** Start **
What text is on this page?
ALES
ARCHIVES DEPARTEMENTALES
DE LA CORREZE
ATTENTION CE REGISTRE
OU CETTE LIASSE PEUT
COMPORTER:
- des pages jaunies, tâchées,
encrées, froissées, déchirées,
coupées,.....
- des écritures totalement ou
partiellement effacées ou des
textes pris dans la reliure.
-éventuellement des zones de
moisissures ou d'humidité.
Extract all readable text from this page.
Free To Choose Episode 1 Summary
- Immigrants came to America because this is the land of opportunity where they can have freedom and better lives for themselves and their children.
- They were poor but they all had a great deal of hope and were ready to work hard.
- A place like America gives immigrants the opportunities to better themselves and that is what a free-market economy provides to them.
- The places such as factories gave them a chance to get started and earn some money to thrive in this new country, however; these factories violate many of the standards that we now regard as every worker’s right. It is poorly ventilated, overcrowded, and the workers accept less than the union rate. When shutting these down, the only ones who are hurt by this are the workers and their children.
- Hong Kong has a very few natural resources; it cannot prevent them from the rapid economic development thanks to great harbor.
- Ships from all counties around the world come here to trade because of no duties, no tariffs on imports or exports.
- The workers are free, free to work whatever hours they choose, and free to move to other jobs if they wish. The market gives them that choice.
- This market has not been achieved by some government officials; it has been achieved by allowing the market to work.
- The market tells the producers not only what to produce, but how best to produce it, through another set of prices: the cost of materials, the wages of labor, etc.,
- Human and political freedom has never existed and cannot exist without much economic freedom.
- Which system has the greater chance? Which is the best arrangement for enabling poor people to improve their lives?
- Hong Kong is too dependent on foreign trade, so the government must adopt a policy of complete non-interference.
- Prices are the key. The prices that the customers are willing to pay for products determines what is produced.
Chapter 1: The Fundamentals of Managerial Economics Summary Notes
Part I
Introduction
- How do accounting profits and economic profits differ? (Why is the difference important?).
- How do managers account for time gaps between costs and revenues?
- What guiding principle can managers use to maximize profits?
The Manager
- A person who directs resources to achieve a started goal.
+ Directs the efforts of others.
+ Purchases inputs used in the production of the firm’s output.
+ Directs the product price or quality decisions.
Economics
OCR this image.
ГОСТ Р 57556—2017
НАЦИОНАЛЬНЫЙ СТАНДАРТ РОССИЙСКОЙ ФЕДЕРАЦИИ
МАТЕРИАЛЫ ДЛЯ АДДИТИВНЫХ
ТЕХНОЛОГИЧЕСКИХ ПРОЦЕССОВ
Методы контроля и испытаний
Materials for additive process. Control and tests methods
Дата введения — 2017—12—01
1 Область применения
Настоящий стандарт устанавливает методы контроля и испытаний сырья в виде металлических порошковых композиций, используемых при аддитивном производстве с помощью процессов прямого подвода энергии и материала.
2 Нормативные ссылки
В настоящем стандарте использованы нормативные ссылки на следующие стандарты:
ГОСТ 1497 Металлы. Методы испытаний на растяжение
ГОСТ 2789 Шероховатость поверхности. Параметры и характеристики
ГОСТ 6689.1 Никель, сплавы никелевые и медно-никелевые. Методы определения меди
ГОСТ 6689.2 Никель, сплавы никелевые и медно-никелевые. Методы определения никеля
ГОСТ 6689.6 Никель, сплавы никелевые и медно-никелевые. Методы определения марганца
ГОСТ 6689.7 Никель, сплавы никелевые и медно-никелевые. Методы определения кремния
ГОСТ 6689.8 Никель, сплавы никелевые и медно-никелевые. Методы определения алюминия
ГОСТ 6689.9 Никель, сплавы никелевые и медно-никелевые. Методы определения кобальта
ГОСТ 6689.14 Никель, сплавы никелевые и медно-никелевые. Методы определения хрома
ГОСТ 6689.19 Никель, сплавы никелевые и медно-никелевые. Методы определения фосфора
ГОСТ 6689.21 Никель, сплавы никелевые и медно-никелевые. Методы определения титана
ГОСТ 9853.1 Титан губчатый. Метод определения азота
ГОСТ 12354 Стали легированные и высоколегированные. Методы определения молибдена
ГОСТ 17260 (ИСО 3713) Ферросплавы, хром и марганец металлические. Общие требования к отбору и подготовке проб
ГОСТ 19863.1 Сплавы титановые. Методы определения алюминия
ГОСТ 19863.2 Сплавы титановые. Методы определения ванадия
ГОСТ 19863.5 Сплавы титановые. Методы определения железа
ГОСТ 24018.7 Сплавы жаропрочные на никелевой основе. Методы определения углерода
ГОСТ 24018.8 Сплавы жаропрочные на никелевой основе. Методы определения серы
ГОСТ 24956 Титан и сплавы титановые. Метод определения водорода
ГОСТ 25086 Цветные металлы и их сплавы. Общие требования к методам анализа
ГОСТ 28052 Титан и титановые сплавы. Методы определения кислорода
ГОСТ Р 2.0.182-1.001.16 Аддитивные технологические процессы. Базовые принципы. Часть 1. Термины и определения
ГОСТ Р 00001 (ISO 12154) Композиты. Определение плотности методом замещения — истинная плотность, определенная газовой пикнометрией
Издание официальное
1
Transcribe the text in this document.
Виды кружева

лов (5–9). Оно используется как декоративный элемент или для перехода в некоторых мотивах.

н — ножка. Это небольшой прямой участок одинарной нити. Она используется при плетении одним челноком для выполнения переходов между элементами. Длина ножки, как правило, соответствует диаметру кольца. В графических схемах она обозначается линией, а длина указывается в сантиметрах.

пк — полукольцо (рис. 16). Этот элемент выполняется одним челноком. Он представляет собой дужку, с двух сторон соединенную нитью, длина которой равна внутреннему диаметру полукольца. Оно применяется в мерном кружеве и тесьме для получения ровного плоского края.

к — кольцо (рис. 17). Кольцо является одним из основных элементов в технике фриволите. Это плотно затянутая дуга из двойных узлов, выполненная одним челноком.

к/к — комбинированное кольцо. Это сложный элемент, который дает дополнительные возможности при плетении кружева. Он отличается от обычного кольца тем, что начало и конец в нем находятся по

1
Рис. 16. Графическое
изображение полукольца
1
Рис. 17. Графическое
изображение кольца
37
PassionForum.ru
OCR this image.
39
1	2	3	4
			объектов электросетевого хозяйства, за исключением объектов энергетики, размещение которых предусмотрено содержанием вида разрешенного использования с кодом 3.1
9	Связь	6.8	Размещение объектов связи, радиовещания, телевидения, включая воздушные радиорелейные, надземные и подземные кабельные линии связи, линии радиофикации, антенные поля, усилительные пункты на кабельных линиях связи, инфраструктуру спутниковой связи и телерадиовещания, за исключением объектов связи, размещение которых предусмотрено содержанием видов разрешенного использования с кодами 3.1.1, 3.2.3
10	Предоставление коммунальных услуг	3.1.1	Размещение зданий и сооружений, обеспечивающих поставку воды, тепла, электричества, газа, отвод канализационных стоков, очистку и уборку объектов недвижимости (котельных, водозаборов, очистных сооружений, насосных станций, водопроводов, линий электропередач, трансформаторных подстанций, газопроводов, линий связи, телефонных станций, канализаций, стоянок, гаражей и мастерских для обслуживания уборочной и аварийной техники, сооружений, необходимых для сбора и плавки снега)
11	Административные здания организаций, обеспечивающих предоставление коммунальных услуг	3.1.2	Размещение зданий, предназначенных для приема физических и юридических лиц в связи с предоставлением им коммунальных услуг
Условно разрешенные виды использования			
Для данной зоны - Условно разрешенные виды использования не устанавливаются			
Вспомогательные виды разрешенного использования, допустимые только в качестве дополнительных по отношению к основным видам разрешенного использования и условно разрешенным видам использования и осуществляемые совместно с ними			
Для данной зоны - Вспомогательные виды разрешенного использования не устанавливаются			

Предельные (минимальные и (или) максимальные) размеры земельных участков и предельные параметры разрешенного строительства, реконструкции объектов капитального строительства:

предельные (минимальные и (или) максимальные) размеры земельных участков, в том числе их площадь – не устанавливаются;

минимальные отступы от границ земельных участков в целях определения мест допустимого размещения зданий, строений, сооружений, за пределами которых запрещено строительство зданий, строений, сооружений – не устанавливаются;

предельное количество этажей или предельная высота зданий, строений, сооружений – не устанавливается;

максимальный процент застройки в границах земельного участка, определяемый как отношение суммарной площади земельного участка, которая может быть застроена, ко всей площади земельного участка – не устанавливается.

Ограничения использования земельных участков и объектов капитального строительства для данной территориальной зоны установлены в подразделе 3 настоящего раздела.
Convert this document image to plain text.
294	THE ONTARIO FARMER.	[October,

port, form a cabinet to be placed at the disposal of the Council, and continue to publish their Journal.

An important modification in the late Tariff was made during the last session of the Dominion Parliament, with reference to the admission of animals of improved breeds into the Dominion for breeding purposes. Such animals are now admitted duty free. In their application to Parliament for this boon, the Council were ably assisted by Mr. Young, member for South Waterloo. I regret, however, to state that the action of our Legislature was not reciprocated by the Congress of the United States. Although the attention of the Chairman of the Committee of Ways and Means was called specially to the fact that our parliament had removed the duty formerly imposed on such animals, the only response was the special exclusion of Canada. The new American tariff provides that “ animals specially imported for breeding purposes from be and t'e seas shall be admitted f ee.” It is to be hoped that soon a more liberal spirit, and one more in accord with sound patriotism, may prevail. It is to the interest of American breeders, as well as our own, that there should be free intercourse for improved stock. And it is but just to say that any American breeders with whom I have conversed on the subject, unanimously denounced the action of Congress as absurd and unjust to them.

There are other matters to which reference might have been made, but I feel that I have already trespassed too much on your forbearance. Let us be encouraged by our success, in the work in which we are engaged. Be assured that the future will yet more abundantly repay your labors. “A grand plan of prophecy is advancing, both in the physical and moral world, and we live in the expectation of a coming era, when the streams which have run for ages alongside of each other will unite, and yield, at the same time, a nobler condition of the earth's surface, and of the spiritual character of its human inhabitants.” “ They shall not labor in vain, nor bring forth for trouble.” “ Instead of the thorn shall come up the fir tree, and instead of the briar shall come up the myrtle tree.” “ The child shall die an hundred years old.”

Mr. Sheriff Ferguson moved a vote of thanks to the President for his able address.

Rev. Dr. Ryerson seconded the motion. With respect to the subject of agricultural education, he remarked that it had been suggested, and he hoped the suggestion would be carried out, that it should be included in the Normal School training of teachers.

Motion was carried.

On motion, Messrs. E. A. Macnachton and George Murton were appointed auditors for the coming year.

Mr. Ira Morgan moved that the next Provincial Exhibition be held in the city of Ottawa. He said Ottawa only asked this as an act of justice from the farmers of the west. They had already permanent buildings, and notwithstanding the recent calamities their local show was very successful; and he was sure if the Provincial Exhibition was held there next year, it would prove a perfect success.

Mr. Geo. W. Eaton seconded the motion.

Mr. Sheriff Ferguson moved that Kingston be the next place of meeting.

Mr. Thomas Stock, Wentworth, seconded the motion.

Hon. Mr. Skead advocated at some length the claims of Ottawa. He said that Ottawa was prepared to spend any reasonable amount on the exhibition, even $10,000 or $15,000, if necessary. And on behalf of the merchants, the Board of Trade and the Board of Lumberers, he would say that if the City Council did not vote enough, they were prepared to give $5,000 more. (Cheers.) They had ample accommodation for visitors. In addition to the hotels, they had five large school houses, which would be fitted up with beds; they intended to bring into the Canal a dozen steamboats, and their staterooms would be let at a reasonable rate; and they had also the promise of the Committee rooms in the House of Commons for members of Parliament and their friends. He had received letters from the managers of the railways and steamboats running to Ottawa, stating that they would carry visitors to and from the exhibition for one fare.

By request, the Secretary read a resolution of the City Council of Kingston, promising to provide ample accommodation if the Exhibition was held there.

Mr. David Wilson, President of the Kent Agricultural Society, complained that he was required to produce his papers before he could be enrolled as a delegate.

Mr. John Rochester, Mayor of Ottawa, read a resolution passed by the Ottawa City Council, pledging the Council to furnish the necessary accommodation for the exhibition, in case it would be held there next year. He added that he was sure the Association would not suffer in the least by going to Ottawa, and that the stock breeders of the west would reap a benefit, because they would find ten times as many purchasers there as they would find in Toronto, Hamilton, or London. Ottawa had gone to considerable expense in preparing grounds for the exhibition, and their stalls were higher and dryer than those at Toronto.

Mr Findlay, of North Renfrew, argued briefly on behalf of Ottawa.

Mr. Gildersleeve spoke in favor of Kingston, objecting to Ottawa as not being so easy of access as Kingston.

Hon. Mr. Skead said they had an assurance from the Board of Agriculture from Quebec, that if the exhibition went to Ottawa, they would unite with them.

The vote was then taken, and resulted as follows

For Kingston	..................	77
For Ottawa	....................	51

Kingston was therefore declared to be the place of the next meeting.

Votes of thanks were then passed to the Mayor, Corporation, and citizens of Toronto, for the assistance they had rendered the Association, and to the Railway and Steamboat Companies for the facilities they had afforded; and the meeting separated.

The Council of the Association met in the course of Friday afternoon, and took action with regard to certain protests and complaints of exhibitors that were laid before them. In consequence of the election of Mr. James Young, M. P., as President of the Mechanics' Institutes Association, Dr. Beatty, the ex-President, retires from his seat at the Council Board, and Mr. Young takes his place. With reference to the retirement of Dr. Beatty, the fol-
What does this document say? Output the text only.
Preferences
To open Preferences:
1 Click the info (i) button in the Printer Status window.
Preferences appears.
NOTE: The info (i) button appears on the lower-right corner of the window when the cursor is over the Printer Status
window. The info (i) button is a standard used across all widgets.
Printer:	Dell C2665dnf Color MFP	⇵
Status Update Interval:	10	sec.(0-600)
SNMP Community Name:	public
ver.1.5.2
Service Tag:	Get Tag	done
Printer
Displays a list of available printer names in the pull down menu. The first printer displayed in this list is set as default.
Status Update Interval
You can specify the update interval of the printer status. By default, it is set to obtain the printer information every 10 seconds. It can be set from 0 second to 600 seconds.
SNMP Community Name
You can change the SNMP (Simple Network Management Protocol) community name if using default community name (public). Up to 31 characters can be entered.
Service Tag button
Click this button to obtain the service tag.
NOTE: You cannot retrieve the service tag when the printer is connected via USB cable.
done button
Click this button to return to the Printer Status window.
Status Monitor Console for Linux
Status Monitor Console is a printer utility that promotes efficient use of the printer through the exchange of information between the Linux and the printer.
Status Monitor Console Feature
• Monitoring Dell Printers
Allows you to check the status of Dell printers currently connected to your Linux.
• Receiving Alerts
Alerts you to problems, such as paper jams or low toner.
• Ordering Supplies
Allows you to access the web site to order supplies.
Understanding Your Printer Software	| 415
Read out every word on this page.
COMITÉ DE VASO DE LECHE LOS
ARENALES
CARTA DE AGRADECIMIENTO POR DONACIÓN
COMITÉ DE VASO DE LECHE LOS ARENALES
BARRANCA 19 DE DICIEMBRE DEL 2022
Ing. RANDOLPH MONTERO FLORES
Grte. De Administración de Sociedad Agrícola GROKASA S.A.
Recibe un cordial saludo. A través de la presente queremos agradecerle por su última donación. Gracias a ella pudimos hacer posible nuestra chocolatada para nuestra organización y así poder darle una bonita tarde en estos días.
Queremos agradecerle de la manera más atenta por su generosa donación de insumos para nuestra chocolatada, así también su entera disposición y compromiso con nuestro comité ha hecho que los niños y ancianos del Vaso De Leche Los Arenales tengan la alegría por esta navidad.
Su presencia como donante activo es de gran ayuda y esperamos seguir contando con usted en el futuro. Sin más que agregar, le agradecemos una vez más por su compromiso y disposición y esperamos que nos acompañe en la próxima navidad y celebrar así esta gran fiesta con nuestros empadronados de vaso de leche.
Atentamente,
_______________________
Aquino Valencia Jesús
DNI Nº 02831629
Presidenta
** End **
Pick out each line containing "никелевые" and report it.

ГОСТ 6689.1 Никель, сплавы никелевые и медно-никелевые. Методы определения меди
ГОСТ 6689.2 Никель, сплавы никелевые и медно-никелевые. Методы определения никеля
ГОСТ 6689.6 Никель, сплавы никелевые и медно-никелевые. Методы определения марганца
ГОСТ 6689.7 Никель, сплавы никелевые и медно-никелевые. Методы определения кремния
ГОСТ 6689.8 Никель, сплавы никелевые и медно-никелевые. Методы определения алюминия
ГОСТ 6689.9 Никель, сплавы никелевые и медно-никелевые. Методы определения кобальта
ГОСТ 6689.14 Никель, сплавы никелевые и медно-никелевые. Методы определения хрома
ГОСТ 6689.19 Никель, сплавы никелевые и медно-никелевые. Методы определения фосфора
ГОСТ 6689.21 Никель, сплавы никелевые и медно-никелевые. Методы определения титана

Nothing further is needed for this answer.